* **PROBLEM DESCRIPTION**:
Select lines where the word "title" appears.

* **TASK MATERIAL**:
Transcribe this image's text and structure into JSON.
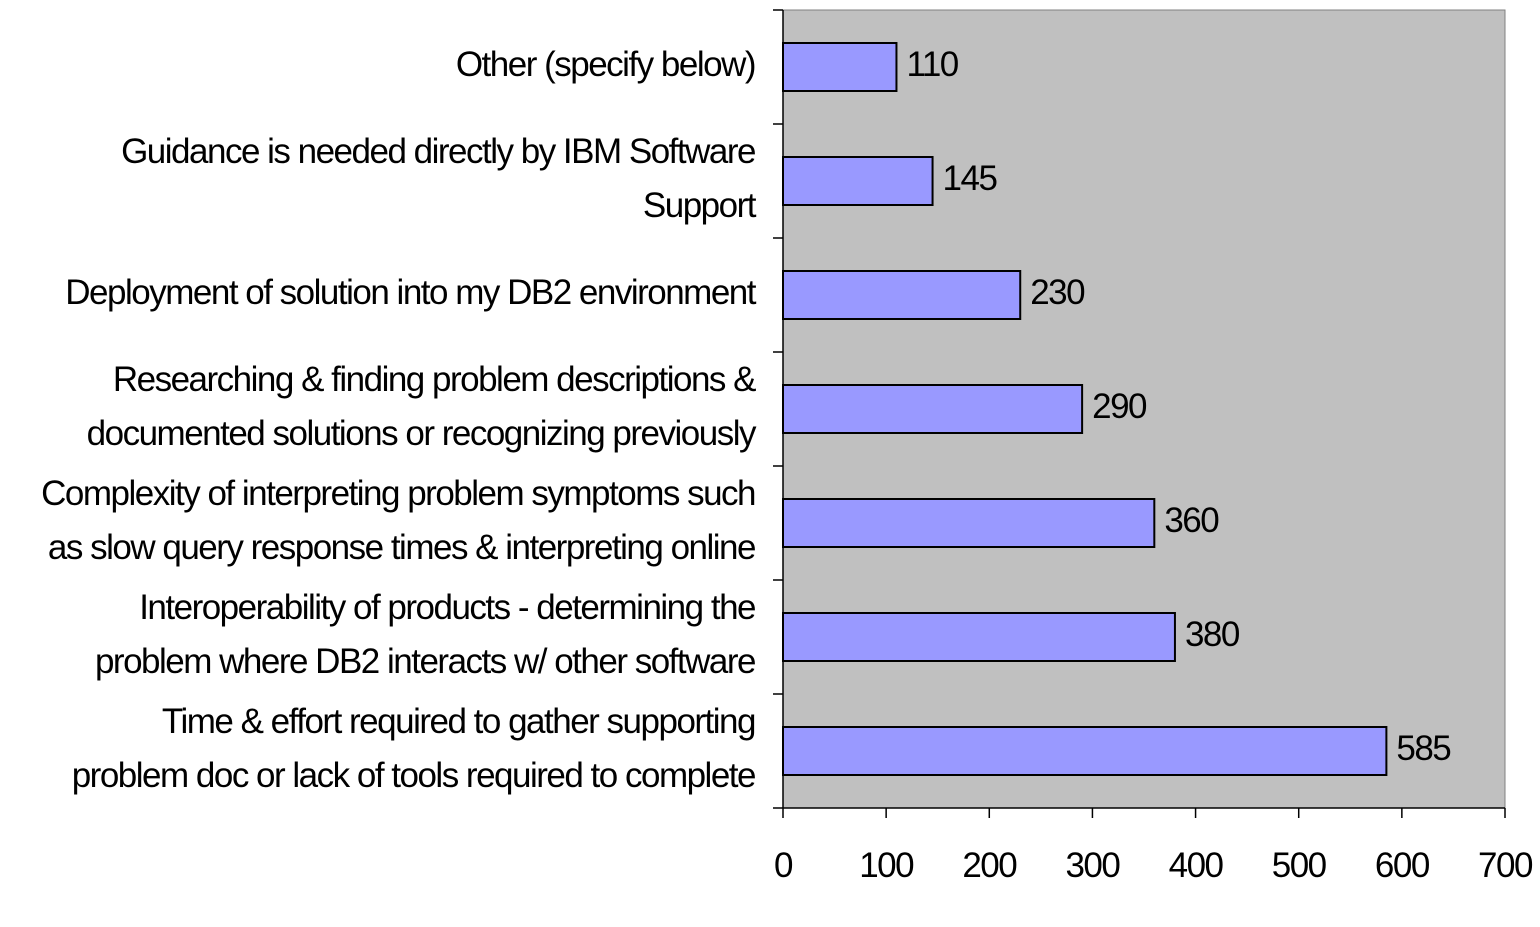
{
  "chart_data": {
    "type": "barh",
    "categories": [
      "Other (specify below)",
      "Guidance is needed directly by IBM Software\nSupport",
      "Deployment of solution into my DB2 environment",
      "Researching & finding problem descriptions &\ndocumented solutions or recognizing previously",
      "Complexity of interpreting problem symptoms such\nas slow query response times & interpreting online",
      "Interoperability of products - determining the\nproblem where DB2 interacts w/ other software",
      "Time & effort required to gather supporting\nproblem doc or lack of tools required to complete"
    ],
    "values": [
      110,
      145,
      230,
      290,
      360,
      380,
      585
    ],
    "color": "#9999ff",
    "xlim": [
      0,
      700
    ],
    "xticks": [
      0,
      100,
      200,
      300,
      400,
      500,
      600,
      700
    ]
  }
}
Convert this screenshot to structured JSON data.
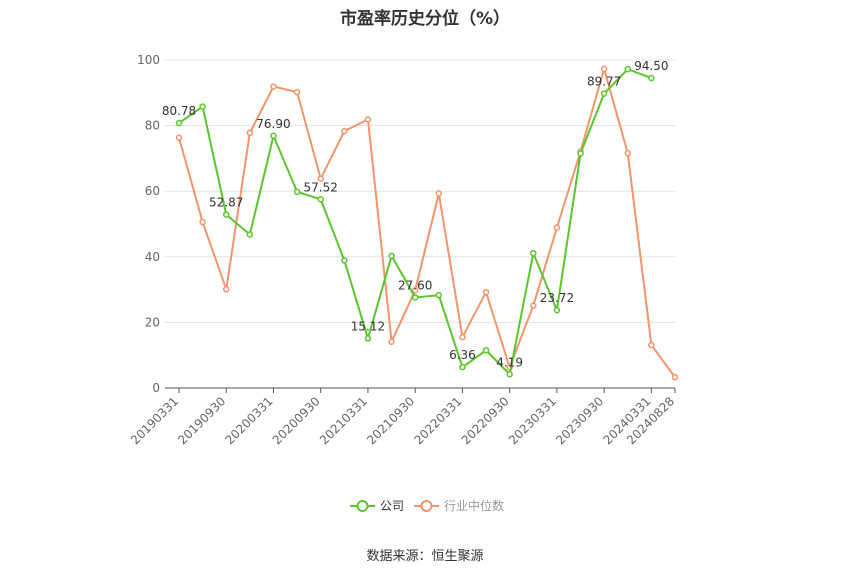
{
  "chart_data": {
    "type": "line",
    "title": "市盈率历史分位（%）",
    "source": "数据来源：恒生聚源",
    "xlabel": "",
    "ylabel": "",
    "ylim": [
      0,
      100
    ],
    "y_ticks": [
      "0",
      "20",
      "40",
      "60",
      "80",
      "100"
    ],
    "grid": true,
    "legend_position": "bottom",
    "x_tick_labels": [
      "20190331",
      "20190930",
      "20200331",
      "20200930",
      "20210331",
      "20210930",
      "20220331",
      "20220930",
      "20230331",
      "20230930",
      "20240331",
      "20240828"
    ],
    "x": [
      "20190331",
      "20190630",
      "20190930",
      "20191231",
      "20200331",
      "20200630",
      "20200930",
      "20201231",
      "20210331",
      "20210630",
      "20210930",
      "20211231",
      "20220331",
      "20220630",
      "20220930",
      "20221231",
      "20230331",
      "20230630",
      "20230930",
      "20231231",
      "20240331",
      "20240828"
    ],
    "series": [
      {
        "name": "公司",
        "color": "#5ac52e",
        "values": [
          80.78,
          85.8,
          52.87,
          46.8,
          76.9,
          59.8,
          57.52,
          38.9,
          15.12,
          40.3,
          27.6,
          28.3,
          6.36,
          11.5,
          4.19,
          41.1,
          23.72,
          71.5,
          89.77,
          97.2,
          94.5,
          null
        ],
        "labels": [
          "80.78",
          "",
          "52.87",
          "",
          "76.90",
          "",
          "57.52",
          "",
          "15.12",
          "",
          "27.60",
          "",
          "6.36",
          "",
          "4.19",
          "",
          "23.72",
          "",
          "89.77",
          "",
          "94.50",
          ""
        ]
      },
      {
        "name": "行业中位数",
        "color": "#f2956b",
        "values": [
          76.3,
          50.6,
          30.1,
          77.8,
          91.9,
          90.2,
          63.8,
          78.3,
          81.9,
          14.1,
          29.8,
          59.3,
          15.5,
          29.2,
          6.3,
          25.1,
          48.9,
          72.1,
          97.3,
          71.6,
          13.1,
          3.3
        ],
        "labels": []
      }
    ]
  }
}
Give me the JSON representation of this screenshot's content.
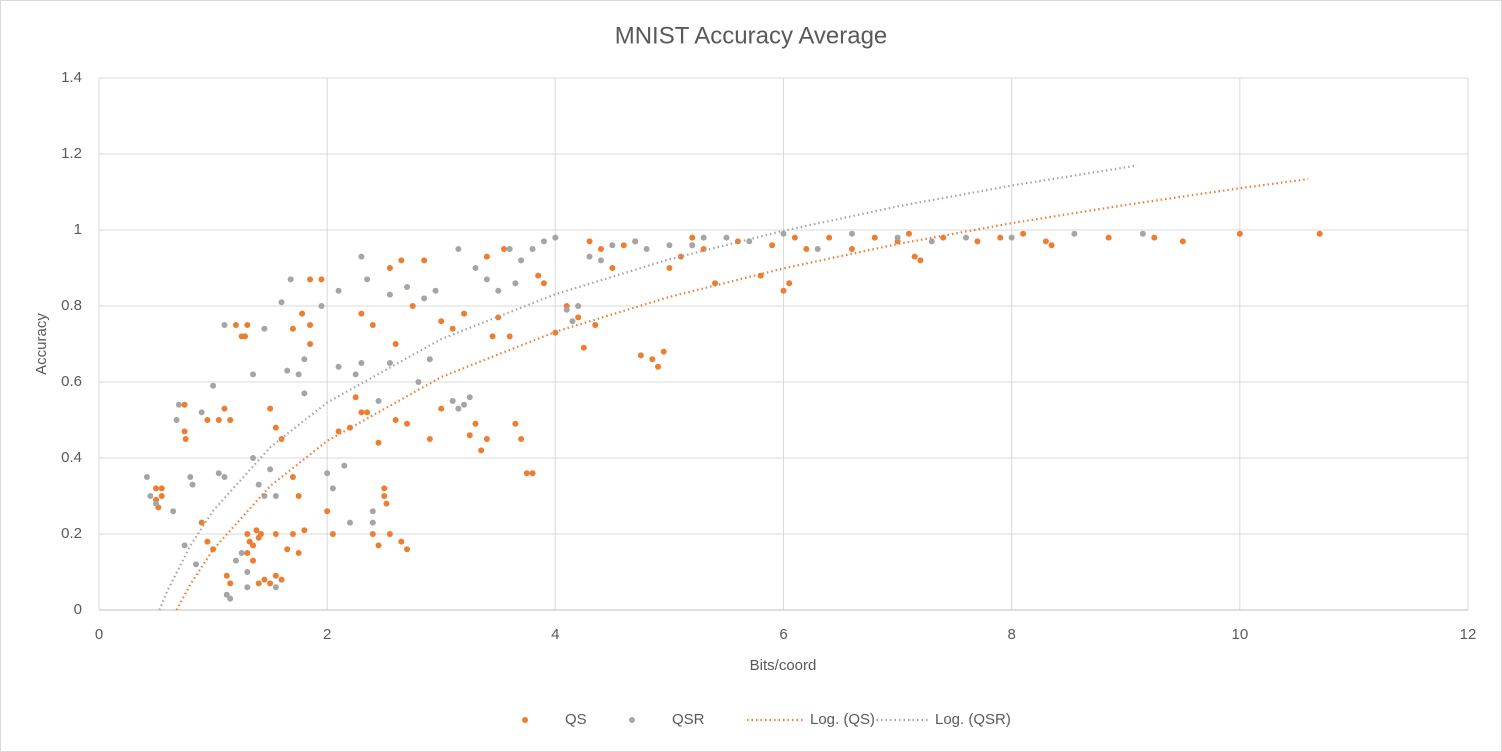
{
  "chart_data": {
    "type": "scatter",
    "title": "MNIST Accuracy Average",
    "x_label": "Bits/coord",
    "y_label": "Accuracy",
    "xlim": [
      0,
      12
    ],
    "xticks": [
      0,
      2,
      4,
      6,
      8,
      10,
      12
    ],
    "ylim": [
      0,
      1.4
    ],
    "yticks": [
      0,
      0.2,
      0.4,
      0.6,
      0.8,
      1,
      1.2,
      1.4
    ],
    "grid": true,
    "legend": "bottom",
    "series": [
      {
        "name": "QS",
        "color": "#ed7d31",
        "mark": "point",
        "x": [
          0.5,
          0.55,
          0.5,
          0.55,
          0.52,
          0.75,
          0.75,
          0.76,
          0.9,
          0.95,
          1.0,
          0.95,
          1.05,
          1.1,
          1.15,
          1.12,
          1.15,
          1.2,
          1.25,
          1.3,
          1.28,
          1.3,
          1.32,
          1.35,
          1.3,
          1.38,
          1.4,
          1.42,
          1.35,
          1.4,
          1.45,
          1.5,
          1.55,
          1.6,
          1.5,
          1.55,
          1.6,
          1.55,
          1.65,
          1.7,
          1.75,
          1.8,
          1.7,
          1.78,
          1.85,
          1.85,
          1.95,
          1.85,
          1.7,
          1.75,
          2.0,
          2.05,
          2.1,
          2.2,
          2.25,
          2.3,
          2.35,
          2.3,
          2.4,
          2.45,
          2.5,
          2.5,
          2.52,
          2.4,
          2.45,
          2.55,
          2.6,
          2.55,
          2.65,
          2.6,
          2.7,
          2.65,
          2.7,
          2.75,
          2.85,
          2.9,
          3.0,
          3.0,
          3.1,
          3.2,
          3.25,
          3.3,
          3.35,
          3.4,
          3.45,
          3.5,
          3.6,
          3.4,
          3.55,
          3.65,
          3.7,
          3.75,
          3.8,
          3.85,
          3.9,
          4.0,
          4.1,
          4.2,
          4.25,
          4.35,
          4.3,
          4.4,
          4.5,
          4.6,
          4.7,
          4.75,
          4.85,
          4.9,
          4.95,
          5.0,
          5.1,
          5.2,
          5.3,
          5.4,
          5.6,
          5.8,
          5.9,
          6.0,
          6.05,
          6.1,
          6.2,
          6.4,
          6.6,
          6.8,
          7.0,
          7.1,
          7.15,
          7.2,
          7.4,
          7.7,
          7.9,
          8.1,
          8.3,
          8.35,
          8.85,
          9.25,
          9.5,
          10.0,
          10.7
        ],
        "values": [
          0.32,
          0.32,
          0.29,
          0.3,
          0.27,
          0.54,
          0.47,
          0.45,
          0.23,
          0.18,
          0.16,
          0.5,
          0.5,
          0.53,
          0.5,
          0.09,
          0.07,
          0.75,
          0.72,
          0.75,
          0.72,
          0.2,
          0.18,
          0.17,
          0.15,
          0.21,
          0.19,
          0.2,
          0.13,
          0.07,
          0.08,
          0.07,
          0.09,
          0.08,
          0.53,
          0.48,
          0.45,
          0.2,
          0.16,
          0.2,
          0.15,
          0.21,
          0.74,
          0.78,
          0.75,
          0.87,
          0.87,
          0.7,
          0.35,
          0.3,
          0.26,
          0.2,
          0.47,
          0.48,
          0.56,
          0.52,
          0.52,
          0.78,
          0.75,
          0.44,
          0.3,
          0.32,
          0.28,
          0.2,
          0.17,
          0.2,
          0.7,
          0.9,
          0.92,
          0.5,
          0.49,
          0.18,
          0.16,
          0.8,
          0.92,
          0.45,
          0.53,
          0.76,
          0.74,
          0.78,
          0.46,
          0.49,
          0.42,
          0.45,
          0.72,
          0.77,
          0.72,
          0.93,
          0.95,
          0.49,
          0.45,
          0.36,
          0.36,
          0.88,
          0.86,
          0.73,
          0.8,
          0.77,
          0.69,
          0.75,
          0.97,
          0.95,
          0.9,
          0.96,
          0.97,
          0.67,
          0.66,
          0.64,
          0.68,
          0.9,
          0.93,
          0.98,
          0.95,
          0.86,
          0.97,
          0.88,
          0.96,
          0.84,
          0.86,
          0.98,
          0.95,
          0.98,
          0.95,
          0.98,
          0.97,
          0.99,
          0.93,
          0.92,
          0.98,
          0.97,
          0.98,
          0.99,
          0.97,
          0.96,
          0.98,
          0.98,
          0.97,
          0.99,
          0.99
        ]
      },
      {
        "name": "QSR",
        "color": "#a5a5a5",
        "mark": "point",
        "x": [
          0.42,
          0.45,
          0.5,
          0.65,
          0.68,
          0.7,
          0.75,
          0.8,
          0.82,
          0.85,
          0.9,
          1.0,
          1.05,
          1.1,
          1.1,
          1.12,
          1.15,
          1.2,
          1.25,
          1.3,
          1.3,
          1.35,
          1.35,
          1.4,
          1.45,
          1.45,
          1.5,
          1.55,
          1.55,
          1.6,
          1.65,
          1.68,
          1.75,
          1.8,
          1.8,
          1.95,
          2.0,
          2.05,
          2.1,
          2.1,
          2.15,
          2.2,
          2.25,
          2.3,
          2.3,
          2.35,
          2.4,
          2.4,
          2.45,
          2.55,
          2.55,
          2.7,
          2.8,
          2.85,
          2.9,
          2.95,
          3.1,
          3.15,
          3.2,
          3.25,
          3.15,
          3.3,
          3.4,
          3.5,
          3.6,
          3.65,
          3.7,
          3.8,
          3.9,
          4.0,
          4.1,
          4.15,
          4.2,
          4.3,
          4.4,
          4.5,
          4.7,
          4.8,
          5.0,
          5.2,
          5.3,
          5.5,
          5.7,
          6.0,
          6.3,
          6.6,
          7.0,
          7.3,
          7.6,
          8.0,
          8.55,
          9.15
        ],
        "values": [
          0.35,
          0.3,
          0.28,
          0.26,
          0.5,
          0.54,
          0.17,
          0.35,
          0.33,
          0.12,
          0.52,
          0.59,
          0.36,
          0.75,
          0.35,
          0.04,
          0.03,
          0.13,
          0.15,
          0.1,
          0.06,
          0.62,
          0.4,
          0.33,
          0.3,
          0.74,
          0.37,
          0.3,
          0.06,
          0.81,
          0.63,
          0.87,
          0.62,
          0.57,
          0.66,
          0.8,
          0.36,
          0.32,
          0.84,
          0.64,
          0.38,
          0.23,
          0.62,
          0.65,
          0.93,
          0.87,
          0.23,
          0.26,
          0.55,
          0.65,
          0.83,
          0.85,
          0.6,
          0.82,
          0.66,
          0.84,
          0.55,
          0.53,
          0.54,
          0.56,
          0.95,
          0.9,
          0.87,
          0.84,
          0.95,
          0.86,
          0.92,
          0.95,
          0.97,
          0.98,
          0.79,
          0.76,
          0.8,
          0.93,
          0.92,
          0.96,
          0.97,
          0.95,
          0.96,
          0.96,
          0.98,
          0.98,
          0.97,
          0.99,
          0.95,
          0.99,
          0.98,
          0.97,
          0.98,
          0.98,
          0.99,
          0.99
        ]
      },
      {
        "name": "Log. (QS)",
        "color": "#ed7d31",
        "mark": "dotted-line",
        "x": [
          0.68,
          0.8,
          1,
          1.5,
          2,
          3,
          4,
          5,
          6,
          7,
          8,
          9,
          10,
          10.6
        ],
        "values": [
          0,
          0.067,
          0.159,
          0.326,
          0.445,
          0.613,
          0.732,
          0.824,
          0.899,
          0.963,
          1.018,
          1.066,
          1.11,
          1.134
        ]
      },
      {
        "name": "Log. (QSR)",
        "color": "#a5a5a5",
        "mark": "dotted-line",
        "x": [
          0.53,
          0.6,
          0.8,
          1,
          1.5,
          2,
          3,
          4,
          5,
          6,
          7,
          8,
          9,
          9.1
        ],
        "values": [
          0,
          0.051,
          0.169,
          0.261,
          0.428,
          0.546,
          0.713,
          0.831,
          0.923,
          0.998,
          1.062,
          1.117,
          1.165,
          1.17
        ]
      }
    ]
  }
}
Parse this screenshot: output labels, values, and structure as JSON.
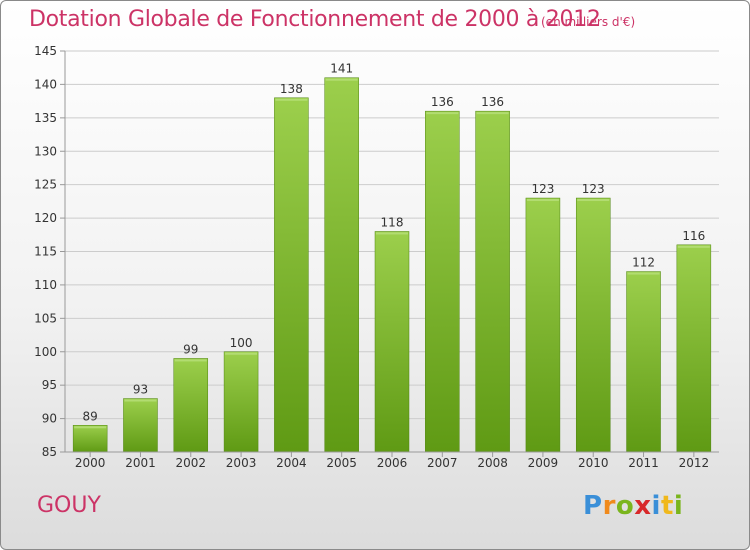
{
  "title": "Dotation Globale de Fonctionnement de 2000 à 2012",
  "unit": "(en milliers d'€)",
  "commune": "GOUY",
  "logo": {
    "text": "Proxiti",
    "letters": [
      {
        "char": "P",
        "color": "#3a8fd8"
      },
      {
        "char": "r",
        "color": "#f08a1c"
      },
      {
        "char": "o",
        "color": "#7ab51d"
      },
      {
        "char": "x",
        "color": "#d8282a"
      },
      {
        "char": "i",
        "color": "#3a8fd8"
      },
      {
        "char": "t",
        "color": "#f0b81c"
      },
      {
        "char": "i",
        "color": "#7ab51d"
      }
    ]
  },
  "colors": {
    "accent": "#cc3366",
    "bar_top": "#9ccf4c",
    "bar_bottom": "#5f9a14",
    "grid": "#cccccc",
    "axis_text": "#333333"
  },
  "chart_data": {
    "type": "bar",
    "categories": [
      "2000",
      "2001",
      "2002",
      "2003",
      "2004",
      "2005",
      "2006",
      "2007",
      "2008",
      "2009",
      "2010",
      "2011",
      "2012"
    ],
    "values": [
      89,
      93,
      99,
      100,
      138,
      141,
      118,
      136,
      136,
      123,
      123,
      112,
      116
    ],
    "ylim": [
      85,
      145
    ],
    "yticks": [
      85,
      90,
      95,
      100,
      105,
      110,
      115,
      120,
      125,
      130,
      135,
      140,
      145
    ],
    "grid": true,
    "xlabel": "",
    "ylabel": ""
  }
}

* **EXERCISE OUTPUT**:
    "title": "市盈率历史分位（%）",
    "title": "MNIST Accuracy Average",
  "title": "Dotation Globale de Fonctionnement de 2000 à 2012",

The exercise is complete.